● Short task a
Reproduce, word for word, the lines of the records below starting at the line containing "x-tick-label: 0.8 [576, 411, 600, 424]" and ending at the line containing "y-tick-label: 0.4 [94, 272, 118, 286]", including both of those lines.

● Document excerpt
■ ■ ■ ■
# Where is Finanças de Faro?



## AC1234 (Jul 13, 2018)

Hi All,
We are looking to move from Scotland to Algarve before Brexit and are about to cover the first step of obtaining NIFs and Bank Accounts. We need these to first obtain a property rental agreement.

We're doing a quick fly-in, fly-out in December and want to confirm we're going to the correct office in Faro. Given the stories of massive queues at Finanças, we don't want to waste any of the short time we have.

Can any member confirm the correct office in Faro to obtain an NIF is the Direcção de Finanças de Faro at R. Cmte. Francisco Manuel 3A, please?

Thanks, in advance.


----------



## MrBife (Jul 26, 2009)

There is certainly a Finances office at the location you give but I am not certain if they will do NIF application there. I have been there a few times in relation to IVA affairs and never found it busy but avoid 'coffee time' or 'lunch time' as it's not that well populated.

I would be much more confident of suggesting the new 'Loja de Cidadão' in the old market building in the centre of Faro which is am absolutely superb facility with all departments grouped in one place. Good parking and a surprising range of organisations. A quick phone call should verify which place is best.

https://www.portaldocidadao.pt/en/w...umero-de-identificacao-fiscal-pessoa-singular


----------



## AC1234 (Jul 13, 2018)

Thank you MrBife,

Looks like you've saved me a lot of running around.

You're a star.


----------



## MrBife (Jul 26, 2009)

You are very welcome and please let us all know how you get on, in order to help anyone else finding this info in the future


----------



## AC1234 (Jul 13, 2018)

*Faro Finanças Location*

As indicated by MrBife, I found the Faro Finanças office is indeed in the Mercado Municipal on Largo Dr. Francisco Sa Carneiro. However, I also found a few things that could be useful to others looking to obtain an NIF or use other Finanças or SEF services...

Firstly, although in the same building (and on the same floor) the Finanças office is separate from the Loja de Cidadão de Faro. If you need services such as SEF then you need to go to the Loja de Cidadão. The easiest way to find it is to enter from the R. Dr. Cândido Guerreiro entrance and head up the escalator/stairs as you go in. These take you to a bridge. 
Turn left and cross the bridge. The entrance to the Loja de Cidadão is in front of you. It opens at 08:30 but the queue was already across the bridge when I got there at 08:20, so I suggest getting in early if you don't want to get stuck in line. As you go into the office, turn left for SEF etc. I was told to turn right for Finanças, which actually took me out of the Loja de Cidadão office again. Hence, there's a simpler way to get directly to Finanças without going through the Loja de Cidadão door (or queue)...
■ ■ ■ ■
● Data for the task
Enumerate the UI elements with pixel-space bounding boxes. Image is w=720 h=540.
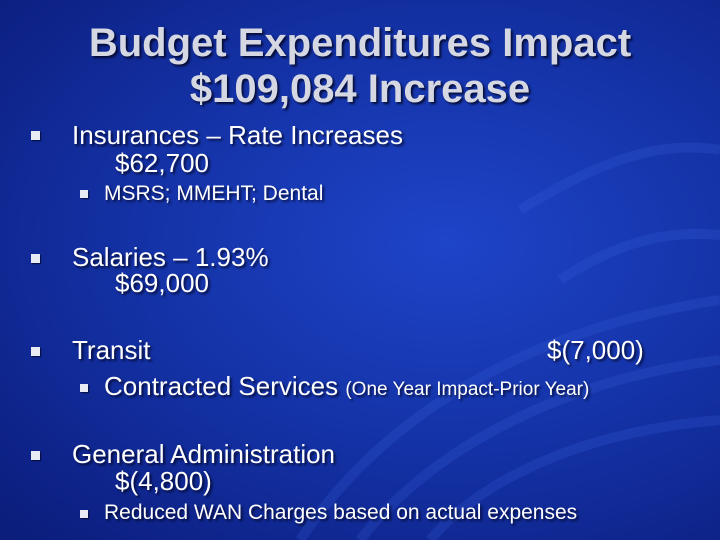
insurances-amount: $62,700 (115, 148, 209, 178)
sub-bullet-icon (80, 384, 88, 392)
sub-bullet-icon (80, 190, 88, 198)
sub-bullet-icon (80, 510, 88, 518)
bullet-icon (31, 131, 40, 140)
salaries-amount: $69,000 (115, 268, 209, 298)
general-admin-detail: Reduced WAN Charges based on actual expe… (104, 501, 578, 524)
title-line-1: Budget Expenditures Impact (88, 21, 632, 65)
transit-detail: Contracted Services (One Year Impact-Pri… (104, 371, 589, 405)
transit-label: Transit (72, 335, 151, 365)
general-admin-amount: $(4,800) (115, 466, 212, 496)
bullet-icon (31, 254, 40, 263)
transit-detail-main: Contracted Services (104, 371, 339, 401)
transit-amount: $(7,000) (547, 335, 644, 365)
slide-title: Budget Expenditures Impact $109,084 Incr… (0, 20, 720, 112)
salaries-label: Salaries – 1.93% (72, 242, 269, 272)
insurances-label: Insurances – Rate Increases (72, 120, 403, 150)
insurances-detail: MSRS; MMEHT; Dental (104, 182, 324, 205)
bullet-icon (31, 451, 40, 460)
general-admin-label: General Administration (72, 439, 336, 469)
title-line-2: $109,084 Increase (189, 67, 531, 111)
transit-detail-note: (One Year Impact-Prior Year) (345, 379, 590, 400)
bullet-icon (31, 347, 40, 356)
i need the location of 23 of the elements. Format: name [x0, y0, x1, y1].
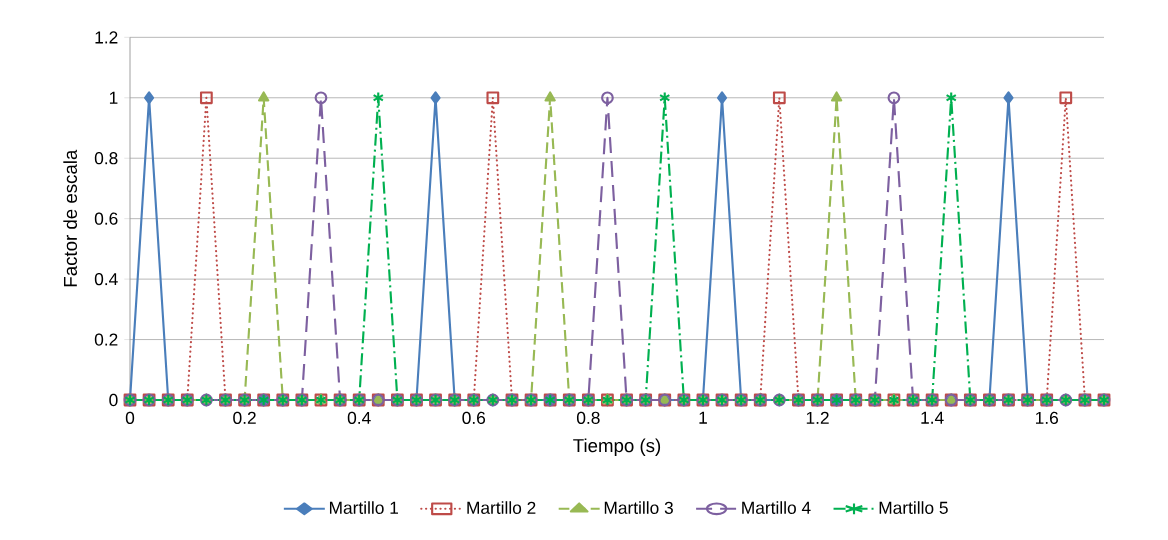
x-tick-label: 0.8 [576, 411, 600, 424]
y-tick-label: 0 [109, 393, 118, 407]
x-axis-title: Tiempo (s) [573, 438, 661, 456]
x-tick-label: 1.6 [1035, 411, 1059, 424]
x-tick-label: 0.6 [462, 411, 486, 424]
legend-label: Martillo 3 [604, 501, 673, 514]
y-tick-label: 0.6 [94, 212, 118, 225]
legend-label: Martillo 2 [467, 501, 536, 514]
legend-label: Martillo 5 [879, 501, 948, 514]
x-tick-label: 1 [699, 411, 707, 424]
y-tick-label: 0.4 [94, 272, 118, 286]
x-tick-label: 1.2 [806, 411, 829, 424]
legend-label: Martillo 4 [742, 501, 811, 514]
y-axis-title: Factor de escala [63, 149, 78, 287]
x-tick-label: 0.2 [233, 411, 256, 424]
x-tick-label: 1.4 [921, 411, 944, 424]
x-tick-label: 0 [125, 411, 135, 424]
x-tick-label: 0.4 [347, 411, 371, 424]
legend-label: Martillo 1 [329, 501, 399, 514]
y-tick-label: 1 [109, 91, 118, 104]
y-tick-label: 0.8 [94, 152, 118, 165]
y-tick-label: 1.2 [95, 31, 118, 44]
y-tick-label: 0.2 [94, 333, 118, 346]
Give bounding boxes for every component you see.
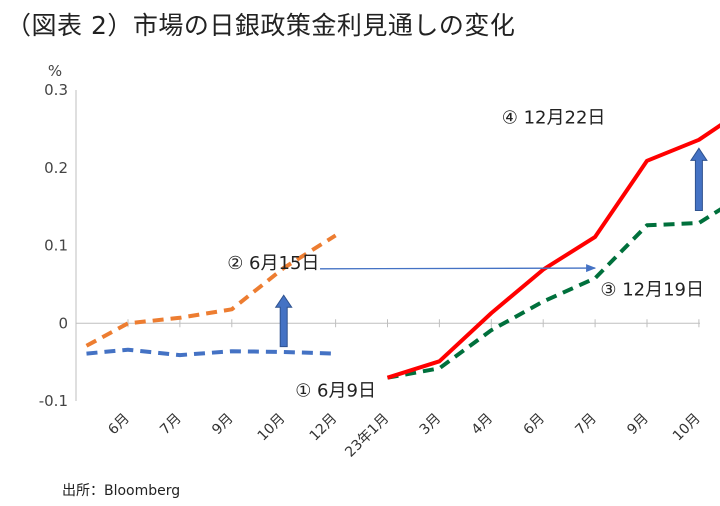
x-tick-label: 9月 [624, 411, 652, 439]
y-axis-label: % [48, 62, 62, 80]
series-line-1 [86, 347, 336, 358]
arrow-layer [274, 147, 708, 348]
series-line-2 [85, 233, 337, 348]
chart-title: （図表 2）市場の日銀政策金利見通しの変化 [6, 11, 516, 40]
x-tick-label: 6月 [521, 411, 549, 439]
shift-arrow [320, 264, 597, 273]
x-tick-label: 12月 [307, 411, 341, 445]
y-tick-label: 0 [58, 314, 68, 332]
source-note: 出所：Bloomberg [62, 483, 181, 499]
up-arrow-jun [274, 294, 293, 348]
series-line-4 [386, 123, 720, 380]
annotation-layer: ① 6月9日 ② 6月15日 ③ 12月19日 ④ 12月22日 [227, 107, 704, 401]
y-tick-label: 0.3 [44, 81, 68, 99]
series-label-1: ① 6月9日 [295, 380, 376, 401]
x-tick-label: 23年1月 [342, 411, 392, 461]
up-arrow-shape [274, 294, 293, 348]
x-tick-label: 4月 [469, 411, 497, 439]
series-layer [85, 123, 720, 380]
series-label-4: ④ 12月22日 [502, 107, 606, 128]
series-label-2: ② 6月15日 [227, 253, 319, 274]
up-arrow-shape [689, 147, 708, 212]
x-tick-label: 7月 [572, 411, 600, 439]
x-tick-label: 10月 [255, 411, 289, 445]
y-tick-label: -0.1 [39, 392, 68, 410]
x-tick-label: 10月 [670, 411, 704, 445]
x-tick-label: 9月 [209, 411, 237, 439]
x-tick-label: 3月 [417, 411, 445, 439]
y-tick-label: 0.1 [44, 237, 68, 255]
series-label-3: ③ 12月19日 [600, 279, 704, 300]
x-tick-label: 6月 [105, 411, 133, 439]
up-arrow-dec [689, 147, 708, 212]
y-tick-label: 0.2 [44, 159, 68, 177]
x-tick-label: 7月 [157, 411, 185, 439]
series-line-3 [387, 207, 720, 380]
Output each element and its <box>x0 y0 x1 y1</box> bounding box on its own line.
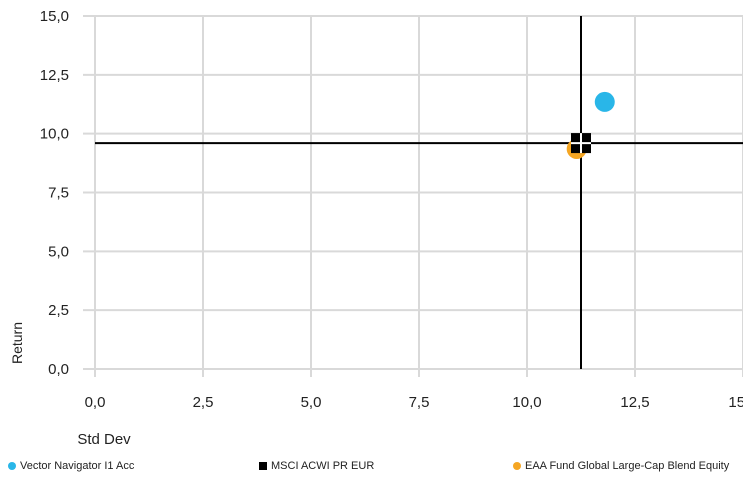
■ ■ ■ ■
● Short task b
Pick up the forum thread above about finding the Finanças office in Faro and continue it from its last sentence.

● Written response a
x-tick-label: 0.8 [576, 411, 600, 424]
y-tick-label: 0 [109, 393, 118, 407]
x-axis-title: Tiempo (s) [573, 438, 661, 456]
x-tick-label: 1.6 [1035, 411, 1059, 424]
x-tick-label: 0.6 [462, 411, 486, 424]
legend-label: Martillo 3 [604, 501, 673, 514]
y-tick-label: 0.6 [94, 212, 118, 225]
legend-label: Martillo 2 [467, 501, 536, 514]
legend-label: Martillo 5 [879, 501, 948, 514]
x-tick-label: 1 [699, 411, 707, 424]
y-tick-label: 0.4 [94, 272, 118, 286]

● Written response b
For Finanças, stay on the ground floor as you enter the market building. From the R. Dr. Cândido Guerreiro end, turn right (instead of going up to the bridge) and walk around the side of the market until you get to a lift on your right. Take this lift to Floor 1. As you exit the lift (you exit on the opposite side from where you entered) turn right and the Finanças office is on your right.
Although the Loja de Cidadão office opens at 08:30, Finanças don't open until 09:00. There was only one other person (who obviously knew the shortcut) waiting when I arrived just after 08:30, so the demand seems to be less for Finanças - although it still got busy quite quickly afterwards.

When choosing a ticket option from the queuing machine, you need option E for an NIF. This is labeled Pagamentos.

If you're lucky everything will go swimmingly. When I was there, the link to the National computer for issuing NIFs went down and it took me 4 hours before finally getting the all important number. If you need an NIF for your child, you will need to take a birth certificate to prove they are in fact your child too.

A notable point is the cost. I thought the NIF was free, but Finanças charged me €10.20 for it. Not a high cost, but higher than I was expecting.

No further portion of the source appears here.